EXERCISE DIRECTIONS:
Write out each entry again. Keep every word exactly as it is.

Extracted data entries:
==================================================

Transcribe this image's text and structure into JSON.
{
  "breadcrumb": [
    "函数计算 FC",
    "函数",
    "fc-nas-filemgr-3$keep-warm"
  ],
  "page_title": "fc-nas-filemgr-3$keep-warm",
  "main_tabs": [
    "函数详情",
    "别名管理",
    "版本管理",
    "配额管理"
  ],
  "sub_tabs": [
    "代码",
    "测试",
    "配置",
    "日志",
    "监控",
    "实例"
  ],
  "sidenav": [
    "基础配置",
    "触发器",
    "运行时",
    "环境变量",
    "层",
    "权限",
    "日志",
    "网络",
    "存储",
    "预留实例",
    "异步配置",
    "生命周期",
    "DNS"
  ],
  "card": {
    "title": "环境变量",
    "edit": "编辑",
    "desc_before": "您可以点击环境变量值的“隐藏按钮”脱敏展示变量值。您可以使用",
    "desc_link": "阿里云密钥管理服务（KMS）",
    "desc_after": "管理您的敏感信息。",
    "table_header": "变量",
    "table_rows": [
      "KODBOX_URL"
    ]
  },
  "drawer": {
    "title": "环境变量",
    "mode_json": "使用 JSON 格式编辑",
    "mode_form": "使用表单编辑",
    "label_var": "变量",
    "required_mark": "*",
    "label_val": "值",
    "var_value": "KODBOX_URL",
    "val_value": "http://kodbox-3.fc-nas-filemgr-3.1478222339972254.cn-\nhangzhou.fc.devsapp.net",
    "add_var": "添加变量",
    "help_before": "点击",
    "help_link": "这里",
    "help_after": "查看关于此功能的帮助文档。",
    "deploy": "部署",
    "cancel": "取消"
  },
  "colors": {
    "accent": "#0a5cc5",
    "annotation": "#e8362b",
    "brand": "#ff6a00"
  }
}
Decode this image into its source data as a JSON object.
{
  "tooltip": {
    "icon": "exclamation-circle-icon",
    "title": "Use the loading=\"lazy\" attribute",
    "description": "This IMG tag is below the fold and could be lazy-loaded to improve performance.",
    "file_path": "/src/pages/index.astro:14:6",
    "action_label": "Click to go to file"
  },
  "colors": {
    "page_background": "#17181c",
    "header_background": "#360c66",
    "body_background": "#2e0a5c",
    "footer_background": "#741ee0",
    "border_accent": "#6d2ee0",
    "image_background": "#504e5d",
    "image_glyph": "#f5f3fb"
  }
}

==================================================

REPLY TO THE EXERCISE:
Transcribe this image's text and structure into JSON.
{
  "breadcrumb": [
    "函数计算 FC",
    "函数",
    "fc-nas-filemgr-3$keep-warm"
  ],
  "page_title": "fc-nas-filemgr-3$keep-warm",
  "main_tabs": [
    "函数详情",
    "别名管理",
    "版本管理",
    "配额管理"
  ],
  "sub_tabs": [
    "代码",
    "测试",
    "配置",
    "日志",
    "监控",
    "实例"
  ],
  "sidenav": [
    "基础配置",
    "触发器",
    "运行时",
    "环境变量",
    "层",
    "权限",
    "日志",
    "网络",
    "存储",
    "预留实例",
    "异步配置",
    "生命周期",
    "DNS"
  ],
  "card": {
    "title": "环境变量",
    "edit": "编辑",
    "desc_before": "您可以点击环境变量值的“隐藏按钮”脱敏展示变量值。您可以使用",
    "desc_link": "阿里云密钥管理服务（KMS）",
    "desc_after": "管理您的敏感信息。",
    "table_header": "变量",
    "table_rows": [
      "KODBOX_URL"
    ]
  },
  "drawer": {
    "title": "环境变量",
    "mode_json": "使用 JSON 格式编辑",
    "mode_form": "使用表单编辑",
    "label_var": "变量",
    "required_mark": "*",
    "label_val": "值",
    "var_value": "KODBOX_URL",
    "val_value": "http://kodbox-3.fc-nas-filemgr-3.1478222339972254.cn-\nhangzhou.fc.devsapp.net",
    "add_var": "添加变量",
    "help_before": "点击",
    "help_link": "这里",
    "help_after": "查看关于此功能的帮助文档。",
    "deploy": "部署",
    "cancel": "取消"
  },
  "colors": {
    "accent": "#0a5cc5",
    "annotation": "#e8362b",
    "brand": "#ff6a00"
  }
}
Decode this image into its source data as a JSON object.
{
  "tooltip": {
    "icon": "exclamation-circle-icon",
    "title": "Use the loading=\"lazy\" attribute",
    "description": "This IMG tag is below the fold and could be lazy-loaded to improve performance.",
    "file_path": "/src/pages/index.astro:14:6",
    "action_label": "Click to go to file"
  },
  "colors": {
    "page_background": "#17181c",
    "header_background": "#360c66",
    "body_background": "#2e0a5c",
    "footer_background": "#741ee0",
    "border_accent": "#6d2ee0",
    "image_background": "#504e5d",
    "image_glyph": "#f5f3fb"
  }
}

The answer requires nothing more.